begin Dataset rows

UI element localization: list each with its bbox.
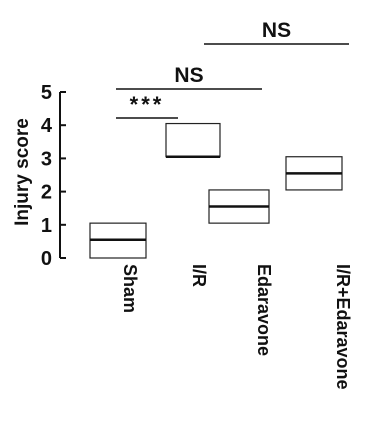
- annotation-label-1: NS: [174, 64, 203, 87]
- y-tick-label-0: 0: [41, 248, 52, 270]
- y-tick-label-2: 2: [41, 182, 52, 204]
- x-tick-label-2: Edaravone: [254, 264, 274, 356]
- x-labels: Sham I/R Edaravone I/R+Edaravone: [120, 264, 353, 390]
- x-tick-label-1: I/R: [189, 264, 209, 287]
- box-3: [285, 156, 343, 191]
- box-0: [89, 222, 147, 259]
- y-tick-label-5: 5: [41, 82, 52, 104]
- boxes: [89, 122, 343, 259]
- y-tick-label-1: 1: [41, 215, 52, 237]
- annotation-label-2: NS: [262, 19, 291, 42]
- y-tick-label-3: 3: [41, 148, 52, 170]
- box-2: [208, 189, 270, 224]
- annotation-label-0: ***: [130, 92, 165, 117]
- significance-annotations: *** NS NS: [116, 19, 349, 119]
- y-tick-label-4: 4: [41, 115, 53, 137]
- box-body-1: [165, 122, 221, 158]
- x-tick-label-3: I/R+Edaravone: [333, 264, 353, 390]
- y-ticks: 0 1 2 3 4 5: [41, 82, 66, 270]
- x-tick-label-0: Sham: [120, 264, 140, 313]
- box-1: [165, 122, 221, 158]
- y-axis-label: Injury score: [12, 118, 33, 226]
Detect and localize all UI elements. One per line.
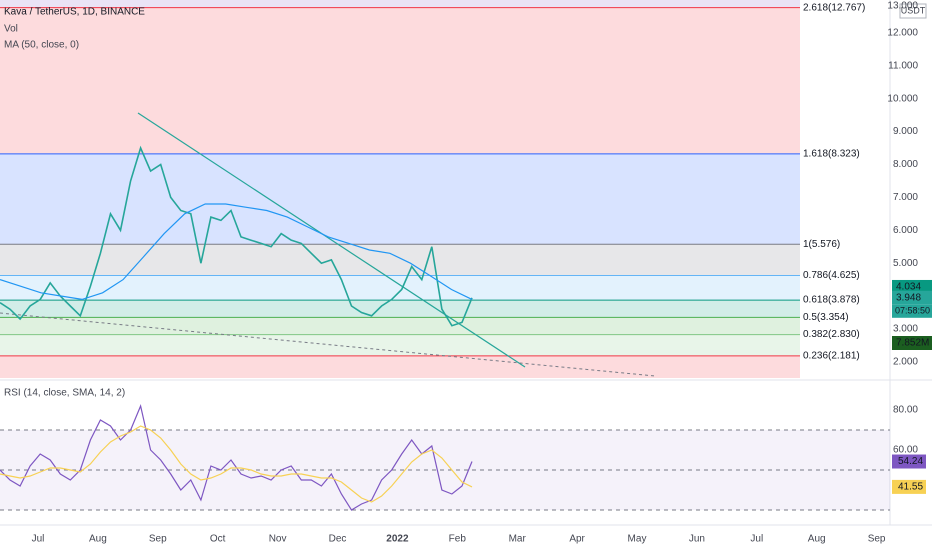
indicator-label: RSI (14, close, SMA, 14, 2) — [4, 388, 125, 399]
y-tick-label: 12.000 — [887, 28, 918, 39]
x-tick-label: Mar — [509, 534, 527, 545]
volume-badge — [892, 336, 932, 350]
y-tick-label: 11.000 — [888, 60, 918, 71]
y-tick-label: 2.000 — [893, 357, 918, 368]
x-tick-label: Aug — [89, 534, 107, 545]
x-tick-label: Feb — [449, 534, 467, 545]
y-tick-label: 5.000 — [893, 258, 918, 269]
x-tick-label: Sep — [149, 534, 167, 545]
fib-zone — [0, 334, 800, 356]
fib-zone — [0, 0, 800, 8]
rsi-badge-label: 41.55 — [898, 482, 923, 493]
y-tick-label: 8.000 — [893, 159, 918, 170]
fib-zone — [0, 244, 800, 276]
x-tick-label: Jul — [32, 534, 45, 545]
price-badge-label: 4.034 — [896, 282, 921, 293]
fib-label: 0.5(3.354) — [803, 312, 849, 323]
fib-zone — [0, 355, 800, 378]
fib-label: 0.618(3.878) — [803, 295, 860, 306]
fib-label: 0.382(2.830) — [803, 329, 860, 340]
y-tick-label: 6.000 — [893, 225, 918, 236]
y-tick-label: 3.000 — [893, 324, 918, 335]
currency-box[interactable] — [899, 3, 927, 19]
x-tick-label: Apr — [569, 534, 585, 545]
series-line — [0, 145, 473, 327]
indicator-label: MA (50, close, 0) — [4, 40, 79, 51]
fib-label: 1(5.576) — [803, 239, 840, 250]
y-tick-label: 9.000 — [893, 126, 918, 137]
x-tick-label: Aug — [808, 534, 826, 545]
currency: USDT — [901, 5, 926, 15]
x-tick-label: Oct — [210, 534, 226, 545]
x-tick-label: Sep — [868, 534, 886, 545]
fib-zone — [0, 317, 800, 335]
series-line — [0, 425, 473, 503]
x-tick-label: 2022 — [386, 534, 409, 545]
countdown: 07:58:50 — [895, 306, 930, 316]
y-tick-label: 80.00 — [893, 405, 918, 416]
fib-label: 2.618(12.767) — [803, 2, 865, 13]
x-tick-label: Jun — [689, 534, 705, 545]
rsi-band — [0, 430, 890, 510]
fib-label: 0.236(2.181) — [803, 351, 860, 362]
x-tick-label: May — [628, 534, 647, 545]
price-badge — [892, 290, 932, 305]
chart-title: Kava / TetherUS, 1D, BINANCE — [4, 7, 145, 18]
x-tick-label: Jul — [750, 534, 763, 545]
x-tick-label: Nov — [269, 534, 287, 545]
y-tick-label: 13.000 — [887, 1, 918, 12]
price-badge — [892, 279, 932, 294]
indicator-label: Vol — [4, 24, 18, 35]
trend-line — [137, 112, 526, 368]
rsi-badge — [892, 479, 926, 494]
y-tick-label: 10.000 — [887, 93, 918, 104]
x-tick-label: Dec — [329, 534, 347, 545]
rsi-badge — [892, 454, 926, 469]
fib-label: 1.618(8.323) — [803, 149, 860, 160]
fib-zone — [0, 300, 800, 318]
fib-zone — [0, 7, 800, 154]
rsi-badge-label: 54.24 — [898, 456, 923, 467]
countdown-badge — [892, 304, 932, 318]
series-line — [0, 203, 473, 301]
fib-zone — [0, 153, 800, 245]
fib-zone — [0, 275, 800, 301]
volume-label: 7.852M — [896, 338, 929, 349]
y-tick-label: 60.00 — [893, 445, 918, 456]
y-tick-label: 7.000 — [893, 192, 918, 203]
trend-line-dashed — [0, 312, 656, 377]
fib-label: 0.786(4.625) — [803, 270, 860, 281]
price-badge-label: 3.948 — [896, 292, 921, 303]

end Dataset rows

- **Direction**: Reproduce every line of both rows above verbatim, omitting the picture markers.

- **Exercise solution**:
UI element localization: list each with its bbox.
- annotation-label-1: NS: [174, 64, 203, 87]
- y-tick-label-0: 0: [41, 248, 52, 270]
- y-tick-label-2: 2: [41, 182, 52, 204]
- x-tick-label-2: Edaravone: [254, 264, 274, 356]
- x-labels: Sham I/R Edaravone I/R+Edaravone: [120, 264, 353, 390]
- x-tick-label-1: I/R: [189, 264, 209, 287]
- box-3: [285, 156, 343, 191]
- box-0: [89, 222, 147, 259]
- y-tick-label-5: 5: [41, 82, 52, 104]
- boxes: [89, 122, 343, 259]
- y-tick-label-1: 1: [41, 215, 52, 237]
- annotation-label-2: NS: [262, 19, 291, 42]
- y-tick-label-3: 3: [41, 148, 52, 170]
- box-2: [208, 189, 270, 224]
- annotation-label-0: ***: [130, 92, 165, 117]
- significance-annotations: *** NS NS: [116, 19, 349, 119]
- y-tick-label-4: 4: [41, 115, 53, 137]
- box-body-1: [165, 122, 221, 158]
- x-tick-label-3: I/R+Edaravone: [333, 264, 353, 390]
- y-ticks: 0 1 2 3 4 5: [41, 82, 66, 270]
- x-tick-label-0: Sham: [120, 264, 140, 313]
- box-1: [165, 122, 221, 158]
- y-axis-label: Injury score: [12, 118, 33, 226]
Detect and localize all UI elements. One per line.
indicator-label: RSI (14, close, SMA, 14, 2) — [4, 388, 125, 399]
y-tick-label: 12.000 — [887, 28, 918, 39]
x-tick-label: Mar — [509, 534, 527, 545]
volume-badge — [892, 336, 932, 350]
y-tick-label: 11.000 — [888, 60, 918, 71]
y-tick-label: 2.000 — [893, 357, 918, 368]
x-tick-label: Aug — [89, 534, 107, 545]
x-tick-label: Feb — [449, 534, 467, 545]
y-tick-label: 5.000 — [893, 258, 918, 269]
x-tick-label: Sep — [149, 534, 167, 545]
fib-zone — [0, 334, 800, 356]
fib-zone — [0, 0, 800, 8]
rsi-badge-label: 41.55 — [898, 482, 923, 493]
y-tick-label: 8.000 — [893, 159, 918, 170]
fib-zone — [0, 244, 800, 276]
x-tick-label: Jul — [32, 534, 45, 545]
price-badge-label: 4.034 — [896, 282, 921, 293]
fib-label: 0.5(3.354) — [803, 312, 849, 323]
fib-zone — [0, 355, 800, 378]
fib-label: 0.618(3.878) — [803, 295, 860, 306]
fib-label: 0.382(2.830) — [803, 329, 860, 340]
y-tick-label: 6.000 — [893, 225, 918, 236]
y-tick-label: 3.000 — [893, 324, 918, 335]
currency-box[interactable] — [899, 3, 927, 19]
x-tick-label: Apr — [569, 534, 585, 545]
series-line — [0, 145, 473, 327]
indicator-label: MA (50, close, 0) — [4, 40, 79, 51]
fib-label: 1(5.576) — [803, 239, 840, 250]
y-tick-label: 9.000 — [893, 126, 918, 137]
x-tick-label: Aug — [808, 534, 826, 545]
currency: USDT — [901, 5, 926, 15]
x-tick-label: Oct — [210, 534, 226, 545]
x-tick-label: Sep — [868, 534, 886, 545]
fib-zone — [0, 317, 800, 335]
series-line — [0, 425, 473, 503]
x-tick-label: 2022 — [386, 534, 409, 545]
countdown: 07:58:50 — [895, 306, 930, 316]
y-tick-label: 80.00 — [893, 405, 918, 416]
fib-label: 2.618(12.767) — [803, 2, 865, 13]
x-tick-label: Jun — [689, 534, 705, 545]
rsi-band — [0, 430, 890, 510]
fib-label: 0.236(2.181) — [803, 351, 860, 362]
x-tick-label: May — [628, 534, 647, 545]
price-badge — [892, 290, 932, 305]
chart-title: Kava / TetherUS, 1D, BINANCE — [4, 7, 145, 18]
x-tick-label: Jul — [750, 534, 763, 545]
x-tick-label: Nov — [269, 534, 287, 545]
y-tick-label: 13.000 — [887, 1, 918, 12]
price-badge — [892, 279, 932, 294]
indicator-label: Vol — [4, 24, 18, 35]
trend-line — [137, 112, 526, 368]
rsi-badge — [892, 479, 926, 494]
y-tick-label: 10.000 — [887, 93, 918, 104]
x-tick-label: Dec — [329, 534, 347, 545]
rsi-badge — [892, 454, 926, 469]
fib-label: 1.618(8.323) — [803, 149, 860, 160]
fib-zone — [0, 300, 800, 318]
fib-zone — [0, 7, 800, 154]
rsi-badge-label: 54.24 — [898, 456, 923, 467]
countdown-badge — [892, 304, 932, 318]
series-line — [0, 203, 473, 301]
fib-zone — [0, 153, 800, 245]
fib-zone — [0, 275, 800, 301]
volume-label: 7.852M — [896, 338, 929, 349]
y-tick-label: 60.00 — [893, 445, 918, 456]
y-tick-label: 7.000 — [893, 192, 918, 203]
trend-line-dashed — [0, 312, 656, 377]
fib-label: 0.786(4.625) — [803, 270, 860, 281]
price-badge-label: 3.948 — [896, 292, 921, 303]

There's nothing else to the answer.